**Entries shown**:

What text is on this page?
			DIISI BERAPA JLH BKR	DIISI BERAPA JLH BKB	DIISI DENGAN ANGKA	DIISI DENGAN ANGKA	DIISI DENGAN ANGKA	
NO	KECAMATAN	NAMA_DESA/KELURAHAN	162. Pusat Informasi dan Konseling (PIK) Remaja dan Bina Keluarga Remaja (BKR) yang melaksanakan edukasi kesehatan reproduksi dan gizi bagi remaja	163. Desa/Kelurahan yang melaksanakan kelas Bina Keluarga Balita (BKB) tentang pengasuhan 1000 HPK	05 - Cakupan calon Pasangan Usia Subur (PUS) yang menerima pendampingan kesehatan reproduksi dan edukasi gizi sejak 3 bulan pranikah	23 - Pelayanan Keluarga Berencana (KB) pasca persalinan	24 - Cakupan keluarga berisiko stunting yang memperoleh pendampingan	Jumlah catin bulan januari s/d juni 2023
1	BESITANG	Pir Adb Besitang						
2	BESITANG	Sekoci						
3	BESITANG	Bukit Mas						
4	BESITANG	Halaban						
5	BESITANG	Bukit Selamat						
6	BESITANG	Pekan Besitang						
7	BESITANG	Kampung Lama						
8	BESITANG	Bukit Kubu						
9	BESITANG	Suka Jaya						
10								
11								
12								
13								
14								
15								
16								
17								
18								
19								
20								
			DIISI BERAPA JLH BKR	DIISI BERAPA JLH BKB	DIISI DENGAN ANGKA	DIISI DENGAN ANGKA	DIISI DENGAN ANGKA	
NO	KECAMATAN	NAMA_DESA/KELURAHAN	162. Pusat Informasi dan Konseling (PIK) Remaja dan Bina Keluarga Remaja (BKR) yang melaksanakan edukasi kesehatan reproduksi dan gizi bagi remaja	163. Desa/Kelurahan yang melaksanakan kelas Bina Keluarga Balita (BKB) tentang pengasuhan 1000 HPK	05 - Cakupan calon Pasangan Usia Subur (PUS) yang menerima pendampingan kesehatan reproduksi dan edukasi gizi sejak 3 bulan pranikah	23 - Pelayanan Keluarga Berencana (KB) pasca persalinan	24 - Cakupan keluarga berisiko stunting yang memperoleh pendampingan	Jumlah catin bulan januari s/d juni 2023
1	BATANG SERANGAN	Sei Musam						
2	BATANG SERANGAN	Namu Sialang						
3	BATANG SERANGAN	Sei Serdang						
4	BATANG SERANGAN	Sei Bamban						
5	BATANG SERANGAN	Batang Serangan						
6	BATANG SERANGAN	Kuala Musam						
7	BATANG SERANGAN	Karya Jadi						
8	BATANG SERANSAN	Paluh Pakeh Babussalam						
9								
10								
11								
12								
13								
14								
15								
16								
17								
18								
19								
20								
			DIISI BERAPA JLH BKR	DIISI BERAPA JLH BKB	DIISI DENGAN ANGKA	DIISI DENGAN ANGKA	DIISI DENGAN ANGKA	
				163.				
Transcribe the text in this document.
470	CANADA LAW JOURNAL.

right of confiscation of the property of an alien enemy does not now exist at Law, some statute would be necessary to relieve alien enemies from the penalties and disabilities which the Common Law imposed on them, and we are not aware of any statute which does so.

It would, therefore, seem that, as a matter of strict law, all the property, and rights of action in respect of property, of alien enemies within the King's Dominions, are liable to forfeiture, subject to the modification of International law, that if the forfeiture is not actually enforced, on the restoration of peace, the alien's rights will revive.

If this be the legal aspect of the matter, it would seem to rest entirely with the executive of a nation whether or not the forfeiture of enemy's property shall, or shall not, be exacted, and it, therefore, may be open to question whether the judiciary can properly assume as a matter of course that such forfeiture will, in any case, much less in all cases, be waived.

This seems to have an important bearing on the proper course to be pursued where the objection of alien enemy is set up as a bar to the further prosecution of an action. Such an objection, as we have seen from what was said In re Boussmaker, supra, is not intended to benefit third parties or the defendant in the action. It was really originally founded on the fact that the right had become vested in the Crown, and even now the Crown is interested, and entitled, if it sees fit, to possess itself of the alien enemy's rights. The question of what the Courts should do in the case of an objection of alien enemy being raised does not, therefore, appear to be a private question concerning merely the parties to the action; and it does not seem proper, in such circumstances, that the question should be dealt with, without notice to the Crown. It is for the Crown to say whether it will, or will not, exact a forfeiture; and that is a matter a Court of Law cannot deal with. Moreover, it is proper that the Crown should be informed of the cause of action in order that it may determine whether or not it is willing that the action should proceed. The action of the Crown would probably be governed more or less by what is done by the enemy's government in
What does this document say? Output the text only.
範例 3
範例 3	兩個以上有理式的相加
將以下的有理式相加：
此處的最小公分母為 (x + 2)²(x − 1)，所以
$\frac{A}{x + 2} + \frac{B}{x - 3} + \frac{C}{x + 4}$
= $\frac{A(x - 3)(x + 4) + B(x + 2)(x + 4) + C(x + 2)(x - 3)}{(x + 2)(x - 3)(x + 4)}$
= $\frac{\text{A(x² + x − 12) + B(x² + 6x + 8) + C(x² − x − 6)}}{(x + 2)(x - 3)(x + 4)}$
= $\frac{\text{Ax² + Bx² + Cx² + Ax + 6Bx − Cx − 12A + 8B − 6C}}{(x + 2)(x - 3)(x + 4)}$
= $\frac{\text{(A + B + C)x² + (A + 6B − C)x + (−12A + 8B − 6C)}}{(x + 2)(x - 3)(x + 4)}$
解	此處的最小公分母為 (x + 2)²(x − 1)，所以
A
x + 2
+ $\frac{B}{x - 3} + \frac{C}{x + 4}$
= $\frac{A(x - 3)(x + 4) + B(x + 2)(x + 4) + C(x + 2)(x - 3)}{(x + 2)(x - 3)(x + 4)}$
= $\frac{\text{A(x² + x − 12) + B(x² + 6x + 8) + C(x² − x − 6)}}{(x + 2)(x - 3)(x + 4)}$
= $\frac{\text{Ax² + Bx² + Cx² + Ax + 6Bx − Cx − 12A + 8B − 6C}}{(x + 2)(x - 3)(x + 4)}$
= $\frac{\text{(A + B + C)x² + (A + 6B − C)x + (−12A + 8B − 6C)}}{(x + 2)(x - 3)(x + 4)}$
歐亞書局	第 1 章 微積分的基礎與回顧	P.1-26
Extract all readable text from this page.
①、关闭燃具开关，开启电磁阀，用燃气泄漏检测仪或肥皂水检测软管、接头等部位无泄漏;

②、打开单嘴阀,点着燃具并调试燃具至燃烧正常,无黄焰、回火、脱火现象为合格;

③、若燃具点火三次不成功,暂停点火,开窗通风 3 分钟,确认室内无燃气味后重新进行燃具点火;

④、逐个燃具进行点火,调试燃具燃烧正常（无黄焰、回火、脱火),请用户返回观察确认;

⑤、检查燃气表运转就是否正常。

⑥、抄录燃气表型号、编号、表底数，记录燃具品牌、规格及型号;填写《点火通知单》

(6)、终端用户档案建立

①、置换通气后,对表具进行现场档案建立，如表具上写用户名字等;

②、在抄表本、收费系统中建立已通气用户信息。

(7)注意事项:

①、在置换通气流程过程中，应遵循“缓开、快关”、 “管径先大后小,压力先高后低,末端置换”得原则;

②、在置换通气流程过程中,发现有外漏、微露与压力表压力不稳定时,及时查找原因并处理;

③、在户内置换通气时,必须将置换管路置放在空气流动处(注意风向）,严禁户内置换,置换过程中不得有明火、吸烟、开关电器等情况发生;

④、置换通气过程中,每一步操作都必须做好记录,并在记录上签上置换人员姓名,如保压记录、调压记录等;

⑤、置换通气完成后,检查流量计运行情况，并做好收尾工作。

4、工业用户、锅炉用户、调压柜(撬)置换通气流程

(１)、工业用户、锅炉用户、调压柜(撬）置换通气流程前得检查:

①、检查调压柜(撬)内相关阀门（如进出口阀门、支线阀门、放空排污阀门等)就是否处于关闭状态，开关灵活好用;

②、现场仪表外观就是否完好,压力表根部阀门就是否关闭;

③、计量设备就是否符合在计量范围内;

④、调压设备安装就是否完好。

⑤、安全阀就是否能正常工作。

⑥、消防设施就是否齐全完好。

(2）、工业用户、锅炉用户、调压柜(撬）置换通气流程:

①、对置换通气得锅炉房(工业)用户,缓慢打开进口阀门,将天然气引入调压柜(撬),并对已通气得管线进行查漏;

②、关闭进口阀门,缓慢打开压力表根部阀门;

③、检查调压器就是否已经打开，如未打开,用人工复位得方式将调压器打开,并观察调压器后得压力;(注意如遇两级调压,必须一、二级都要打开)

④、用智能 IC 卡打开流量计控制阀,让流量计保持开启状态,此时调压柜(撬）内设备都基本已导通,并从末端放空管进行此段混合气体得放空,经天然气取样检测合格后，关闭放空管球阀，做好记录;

**Work to complete**: Begin with the line that contains "Extract all readable text from this page." and end with the last line of the records; set down every line in that span exactly, and nothing else.

**The reply**:
Extract all readable text from this page.
①、关闭燃具开关，开启电磁阀，用燃气泄漏检测仪或肥皂水检测软管、接头等部位无泄漏;

②、打开单嘴阀,点着燃具并调试燃具至燃烧正常,无黄焰、回火、脱火现象为合格;

③、若燃具点火三次不成功,暂停点火,开窗通风 3 分钟,确认室内无燃气味后重新进行燃具点火;

④、逐个燃具进行点火,调试燃具燃烧正常（无黄焰、回火、脱火),请用户返回观察确认;

⑤、检查燃气表运转就是否正常。

⑥、抄录燃气表型号、编号、表底数，记录燃具品牌、规格及型号;填写《点火通知单》

(6)、终端用户档案建立

①、置换通气后,对表具进行现场档案建立，如表具上写用户名字等;

②、在抄表本、收费系统中建立已通气用户信息。

(7)注意事项:

①、在置换通气流程过程中，应遵循“缓开、快关”、 “管径先大后小,压力先高后低,末端置换”得原则;

②、在置换通气流程过程中,发现有外漏、微露与压力表压力不稳定时,及时查找原因并处理;

③、在户内置换通气时,必须将置换管路置放在空气流动处(注意风向）,严禁户内置换,置换过程中不得有明火、吸烟、开关电器等情况发生;

④、置换通气过程中,每一步操作都必须做好记录,并在记录上签上置换人员姓名,如保压记录、调压记录等;

⑤、置换通气完成后,检查流量计运行情况，并做好收尾工作。

4、工业用户、锅炉用户、调压柜(撬)置换通气流程

(１)、工业用户、锅炉用户、调压柜(撬）置换通气流程前得检查:

①、检查调压柜(撬)内相关阀门（如进出口阀门、支线阀门、放空排污阀门等)就是否处于关闭状态，开关灵活好用;

②、现场仪表外观就是否完好,压力表根部阀门就是否关闭;

③、计量设备就是否符合在计量范围内;

④、调压设备安装就是否完好。

⑤、安全阀就是否能正常工作。

⑥、消防设施就是否齐全完好。

(2）、工业用户、锅炉用户、调压柜(撬）置换通气流程:

①、对置换通气得锅炉房(工业)用户,缓慢打开进口阀门,将天然气引入调压柜(撬),并对已通气得管线进行查漏;

②、关闭进口阀门,缓慢打开压力表根部阀门;

③、检查调压器就是否已经打开，如未打开,用人工复位得方式将调压器打开,并观察调压器后得压力;(注意如遇两级调压,必须一、二级都要打开)

④、用智能 IC 卡打开流量计控制阀,让流量计保持开启状态,此时调压柜(撬）内设备都基本已导通,并从末端放空管进行此段混合气体得放空,经天然气取样检测合格后，关闭放空管球阀，做好记录;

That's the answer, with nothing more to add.